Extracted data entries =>
===

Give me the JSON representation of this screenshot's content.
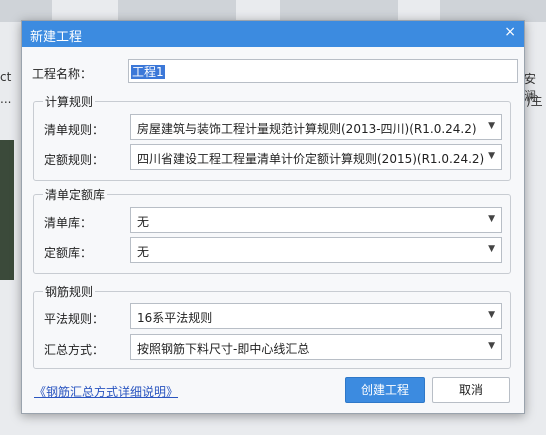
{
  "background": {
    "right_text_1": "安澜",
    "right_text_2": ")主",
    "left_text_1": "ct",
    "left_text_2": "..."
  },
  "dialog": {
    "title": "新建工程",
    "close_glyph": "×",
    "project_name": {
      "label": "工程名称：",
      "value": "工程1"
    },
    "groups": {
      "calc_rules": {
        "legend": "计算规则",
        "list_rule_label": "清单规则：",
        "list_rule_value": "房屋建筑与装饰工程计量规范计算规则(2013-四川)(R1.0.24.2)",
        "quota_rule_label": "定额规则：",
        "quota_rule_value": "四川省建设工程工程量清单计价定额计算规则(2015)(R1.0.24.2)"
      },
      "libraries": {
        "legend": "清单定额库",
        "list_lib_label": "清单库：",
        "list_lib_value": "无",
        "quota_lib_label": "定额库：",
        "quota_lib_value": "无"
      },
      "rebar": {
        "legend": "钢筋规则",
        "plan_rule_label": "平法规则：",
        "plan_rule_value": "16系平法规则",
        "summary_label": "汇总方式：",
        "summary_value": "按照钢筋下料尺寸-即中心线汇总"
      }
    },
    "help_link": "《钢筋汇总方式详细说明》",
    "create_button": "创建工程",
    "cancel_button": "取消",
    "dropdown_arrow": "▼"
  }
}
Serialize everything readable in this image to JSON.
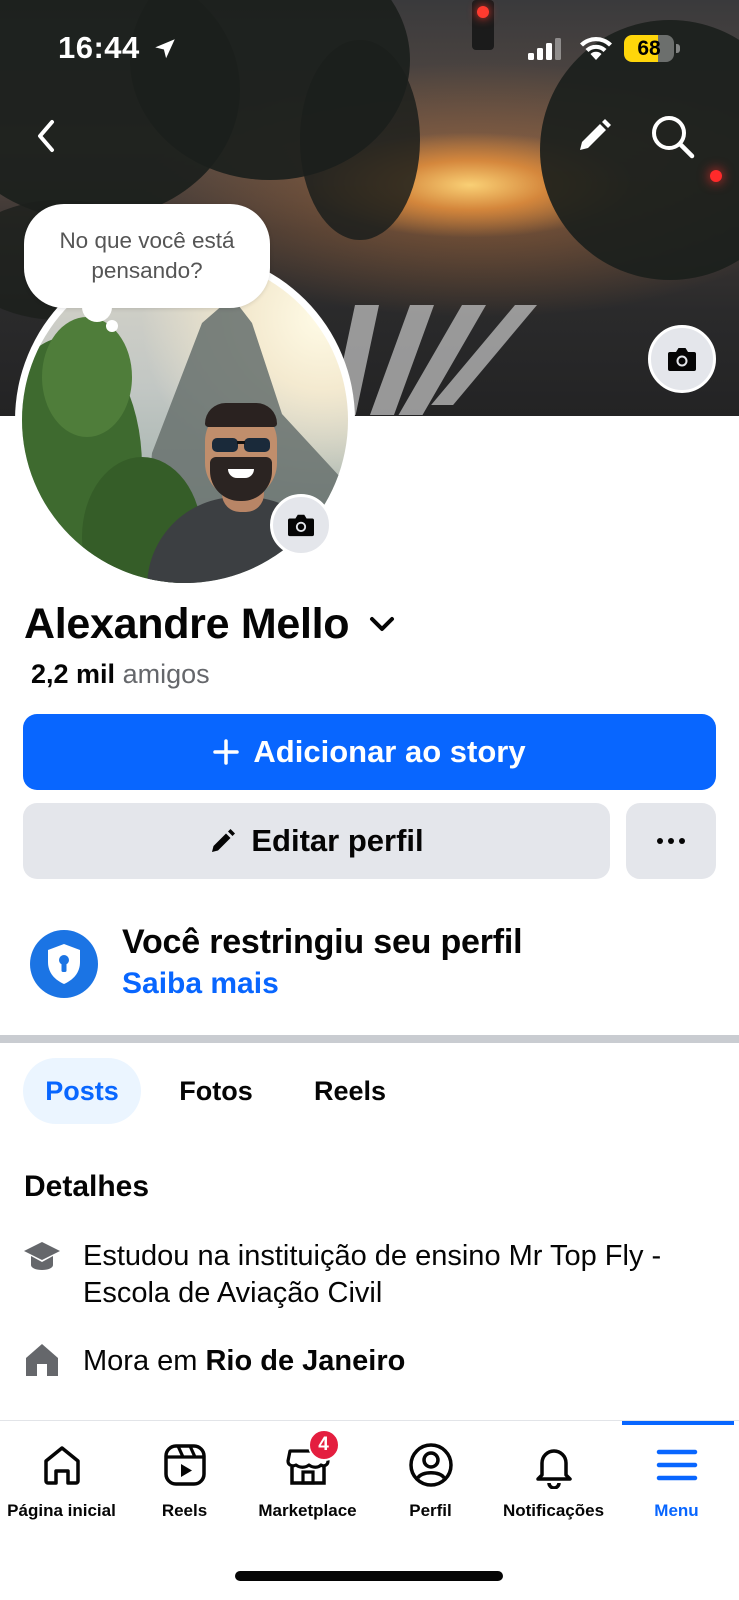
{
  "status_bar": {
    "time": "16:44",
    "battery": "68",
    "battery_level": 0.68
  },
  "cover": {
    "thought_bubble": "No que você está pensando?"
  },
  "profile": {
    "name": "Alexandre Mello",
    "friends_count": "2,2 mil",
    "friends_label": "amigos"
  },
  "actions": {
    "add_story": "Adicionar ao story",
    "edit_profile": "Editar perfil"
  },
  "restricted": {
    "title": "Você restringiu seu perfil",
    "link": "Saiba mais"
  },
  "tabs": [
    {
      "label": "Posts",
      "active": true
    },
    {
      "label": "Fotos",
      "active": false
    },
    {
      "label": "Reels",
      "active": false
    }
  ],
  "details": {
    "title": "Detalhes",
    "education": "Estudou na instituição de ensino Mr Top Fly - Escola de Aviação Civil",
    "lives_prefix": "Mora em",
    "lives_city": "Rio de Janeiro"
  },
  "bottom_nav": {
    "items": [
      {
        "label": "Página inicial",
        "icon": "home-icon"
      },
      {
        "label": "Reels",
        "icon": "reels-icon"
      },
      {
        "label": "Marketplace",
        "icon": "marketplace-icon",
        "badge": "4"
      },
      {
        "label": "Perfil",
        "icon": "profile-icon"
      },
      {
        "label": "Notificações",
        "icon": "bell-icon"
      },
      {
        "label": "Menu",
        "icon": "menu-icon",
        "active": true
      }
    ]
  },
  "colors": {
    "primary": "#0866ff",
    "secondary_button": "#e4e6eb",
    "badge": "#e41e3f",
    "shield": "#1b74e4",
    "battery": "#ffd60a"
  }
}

===

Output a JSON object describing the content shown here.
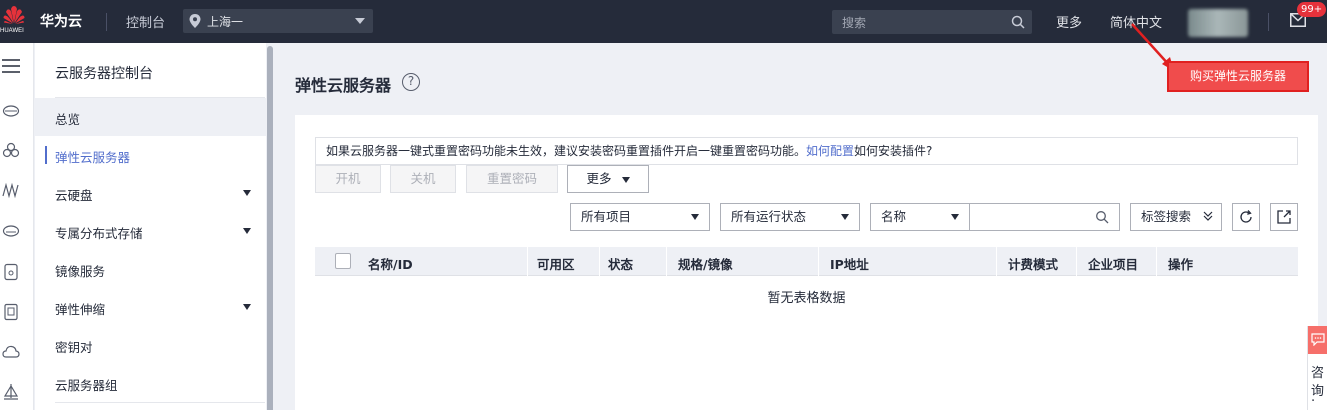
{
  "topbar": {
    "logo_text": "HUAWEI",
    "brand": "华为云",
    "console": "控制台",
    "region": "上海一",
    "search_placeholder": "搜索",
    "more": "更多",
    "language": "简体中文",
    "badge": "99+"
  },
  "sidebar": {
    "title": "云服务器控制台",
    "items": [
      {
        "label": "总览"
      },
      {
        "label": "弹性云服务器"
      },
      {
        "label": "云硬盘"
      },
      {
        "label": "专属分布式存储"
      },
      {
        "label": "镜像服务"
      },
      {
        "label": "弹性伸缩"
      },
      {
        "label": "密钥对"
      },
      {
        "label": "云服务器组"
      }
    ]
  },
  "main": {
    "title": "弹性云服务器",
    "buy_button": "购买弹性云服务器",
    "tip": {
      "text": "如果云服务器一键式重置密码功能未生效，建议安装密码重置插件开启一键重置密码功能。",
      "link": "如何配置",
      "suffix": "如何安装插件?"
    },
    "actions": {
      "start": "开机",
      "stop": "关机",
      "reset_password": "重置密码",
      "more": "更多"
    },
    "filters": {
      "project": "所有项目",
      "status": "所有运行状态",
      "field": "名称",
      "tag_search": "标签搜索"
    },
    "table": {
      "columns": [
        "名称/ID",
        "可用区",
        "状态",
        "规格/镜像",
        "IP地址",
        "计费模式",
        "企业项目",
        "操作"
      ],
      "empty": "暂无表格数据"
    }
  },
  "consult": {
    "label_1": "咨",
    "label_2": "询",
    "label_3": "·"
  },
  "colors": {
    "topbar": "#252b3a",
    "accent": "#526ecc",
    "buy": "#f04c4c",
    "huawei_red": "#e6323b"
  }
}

===

SHORT PROBLEM => Every line of the listing that holds "active" should be found and copied.

EXPECTED ANSWER =>
      "active": true
      "active": false
      "active": false
        "active": true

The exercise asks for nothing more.